## begin Records for this exercise

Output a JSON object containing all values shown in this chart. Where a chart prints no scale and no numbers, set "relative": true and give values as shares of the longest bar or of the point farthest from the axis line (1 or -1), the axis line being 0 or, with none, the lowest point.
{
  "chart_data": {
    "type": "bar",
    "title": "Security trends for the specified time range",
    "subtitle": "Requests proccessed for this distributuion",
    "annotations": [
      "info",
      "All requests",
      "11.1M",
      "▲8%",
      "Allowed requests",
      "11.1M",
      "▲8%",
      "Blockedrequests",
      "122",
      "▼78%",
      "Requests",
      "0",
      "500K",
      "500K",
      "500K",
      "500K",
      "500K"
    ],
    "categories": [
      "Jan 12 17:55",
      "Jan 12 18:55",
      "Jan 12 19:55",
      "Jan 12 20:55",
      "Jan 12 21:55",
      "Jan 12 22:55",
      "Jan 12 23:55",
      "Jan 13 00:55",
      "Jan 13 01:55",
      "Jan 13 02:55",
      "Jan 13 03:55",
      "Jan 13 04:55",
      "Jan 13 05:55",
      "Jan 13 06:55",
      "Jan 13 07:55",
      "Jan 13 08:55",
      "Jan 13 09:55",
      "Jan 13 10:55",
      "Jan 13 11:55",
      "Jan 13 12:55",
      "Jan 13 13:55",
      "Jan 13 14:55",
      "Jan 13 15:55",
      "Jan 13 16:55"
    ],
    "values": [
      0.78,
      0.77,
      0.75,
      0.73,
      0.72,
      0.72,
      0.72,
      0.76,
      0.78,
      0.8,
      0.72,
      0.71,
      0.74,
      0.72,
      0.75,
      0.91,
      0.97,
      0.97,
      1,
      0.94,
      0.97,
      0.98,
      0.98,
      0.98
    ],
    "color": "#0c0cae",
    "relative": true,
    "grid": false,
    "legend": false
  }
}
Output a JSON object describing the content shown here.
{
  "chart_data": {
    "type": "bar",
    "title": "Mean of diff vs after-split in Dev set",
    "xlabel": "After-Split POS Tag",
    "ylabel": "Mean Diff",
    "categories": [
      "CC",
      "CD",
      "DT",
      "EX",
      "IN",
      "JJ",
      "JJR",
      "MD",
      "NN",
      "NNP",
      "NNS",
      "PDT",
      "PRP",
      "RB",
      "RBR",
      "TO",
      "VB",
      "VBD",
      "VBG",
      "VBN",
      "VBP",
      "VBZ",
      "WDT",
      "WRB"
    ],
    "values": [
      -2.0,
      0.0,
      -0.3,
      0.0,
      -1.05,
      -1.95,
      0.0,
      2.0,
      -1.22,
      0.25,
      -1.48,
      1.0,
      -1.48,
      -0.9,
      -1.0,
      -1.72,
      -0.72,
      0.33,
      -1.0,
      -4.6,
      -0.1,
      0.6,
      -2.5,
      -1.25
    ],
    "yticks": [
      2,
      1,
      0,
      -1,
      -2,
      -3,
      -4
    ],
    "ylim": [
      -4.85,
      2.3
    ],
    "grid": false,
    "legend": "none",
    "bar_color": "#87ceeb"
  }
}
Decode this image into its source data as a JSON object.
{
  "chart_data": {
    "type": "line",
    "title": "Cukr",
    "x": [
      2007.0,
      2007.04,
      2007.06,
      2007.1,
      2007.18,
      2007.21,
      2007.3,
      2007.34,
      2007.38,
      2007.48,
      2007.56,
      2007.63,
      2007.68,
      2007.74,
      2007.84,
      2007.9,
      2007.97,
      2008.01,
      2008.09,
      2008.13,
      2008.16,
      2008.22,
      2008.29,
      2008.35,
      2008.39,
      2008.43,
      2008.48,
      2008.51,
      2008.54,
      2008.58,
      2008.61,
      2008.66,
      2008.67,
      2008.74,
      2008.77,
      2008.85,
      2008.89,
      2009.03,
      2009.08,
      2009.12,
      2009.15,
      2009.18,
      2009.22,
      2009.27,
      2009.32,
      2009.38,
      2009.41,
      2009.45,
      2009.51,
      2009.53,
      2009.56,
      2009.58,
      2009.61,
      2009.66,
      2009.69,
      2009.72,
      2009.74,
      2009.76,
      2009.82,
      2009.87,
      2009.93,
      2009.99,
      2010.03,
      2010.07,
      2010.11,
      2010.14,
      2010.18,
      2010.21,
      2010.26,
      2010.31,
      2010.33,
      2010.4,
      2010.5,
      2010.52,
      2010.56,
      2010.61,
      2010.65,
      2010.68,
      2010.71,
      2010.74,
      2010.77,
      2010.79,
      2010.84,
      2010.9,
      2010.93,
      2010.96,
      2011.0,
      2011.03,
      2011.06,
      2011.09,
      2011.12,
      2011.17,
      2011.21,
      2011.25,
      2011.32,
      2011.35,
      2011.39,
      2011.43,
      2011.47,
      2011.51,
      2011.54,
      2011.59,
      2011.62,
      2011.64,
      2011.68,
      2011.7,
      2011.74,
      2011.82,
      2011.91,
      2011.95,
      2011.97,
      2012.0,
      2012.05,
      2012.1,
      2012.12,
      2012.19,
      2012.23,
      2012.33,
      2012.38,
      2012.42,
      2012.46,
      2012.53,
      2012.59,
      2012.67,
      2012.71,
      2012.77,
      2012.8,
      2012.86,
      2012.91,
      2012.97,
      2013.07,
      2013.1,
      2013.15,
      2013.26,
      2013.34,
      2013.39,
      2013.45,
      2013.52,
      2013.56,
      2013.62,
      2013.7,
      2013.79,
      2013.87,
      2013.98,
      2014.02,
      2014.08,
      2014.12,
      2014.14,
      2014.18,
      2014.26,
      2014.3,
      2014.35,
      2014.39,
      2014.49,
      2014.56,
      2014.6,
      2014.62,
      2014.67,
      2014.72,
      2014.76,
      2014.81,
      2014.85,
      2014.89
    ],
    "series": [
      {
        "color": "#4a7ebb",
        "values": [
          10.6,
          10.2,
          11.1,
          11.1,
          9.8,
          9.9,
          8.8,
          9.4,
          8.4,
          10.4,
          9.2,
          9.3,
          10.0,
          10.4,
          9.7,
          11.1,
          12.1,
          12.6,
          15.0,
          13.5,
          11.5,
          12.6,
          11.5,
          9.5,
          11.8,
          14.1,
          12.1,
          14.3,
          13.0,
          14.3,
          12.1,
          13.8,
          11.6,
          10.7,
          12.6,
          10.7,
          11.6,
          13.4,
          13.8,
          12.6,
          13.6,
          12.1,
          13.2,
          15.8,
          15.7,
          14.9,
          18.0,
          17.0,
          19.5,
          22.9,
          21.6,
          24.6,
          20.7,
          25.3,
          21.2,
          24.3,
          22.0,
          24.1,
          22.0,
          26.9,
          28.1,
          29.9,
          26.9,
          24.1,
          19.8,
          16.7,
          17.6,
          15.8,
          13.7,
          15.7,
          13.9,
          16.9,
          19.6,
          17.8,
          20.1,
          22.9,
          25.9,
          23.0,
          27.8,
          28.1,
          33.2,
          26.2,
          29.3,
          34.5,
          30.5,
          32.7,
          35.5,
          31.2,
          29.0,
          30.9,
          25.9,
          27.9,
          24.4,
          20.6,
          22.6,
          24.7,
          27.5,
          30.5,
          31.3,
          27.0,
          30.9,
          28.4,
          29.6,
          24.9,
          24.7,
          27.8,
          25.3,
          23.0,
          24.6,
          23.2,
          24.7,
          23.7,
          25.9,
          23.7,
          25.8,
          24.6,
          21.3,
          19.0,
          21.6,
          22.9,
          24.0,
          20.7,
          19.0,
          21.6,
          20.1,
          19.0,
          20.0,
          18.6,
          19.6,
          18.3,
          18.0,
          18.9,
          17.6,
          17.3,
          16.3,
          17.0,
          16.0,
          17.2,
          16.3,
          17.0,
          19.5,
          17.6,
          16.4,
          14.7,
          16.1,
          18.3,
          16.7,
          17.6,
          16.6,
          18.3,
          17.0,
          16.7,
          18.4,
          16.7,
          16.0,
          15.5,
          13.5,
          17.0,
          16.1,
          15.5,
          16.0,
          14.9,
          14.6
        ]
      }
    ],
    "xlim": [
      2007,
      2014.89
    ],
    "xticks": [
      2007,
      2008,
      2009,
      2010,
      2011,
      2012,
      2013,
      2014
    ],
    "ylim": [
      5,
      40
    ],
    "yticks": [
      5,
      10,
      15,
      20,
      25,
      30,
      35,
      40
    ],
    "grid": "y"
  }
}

## end Records for this exercise

In the records above, how many lines include "values"? Give that number and nothing more.

● **Answer to the problem**: 4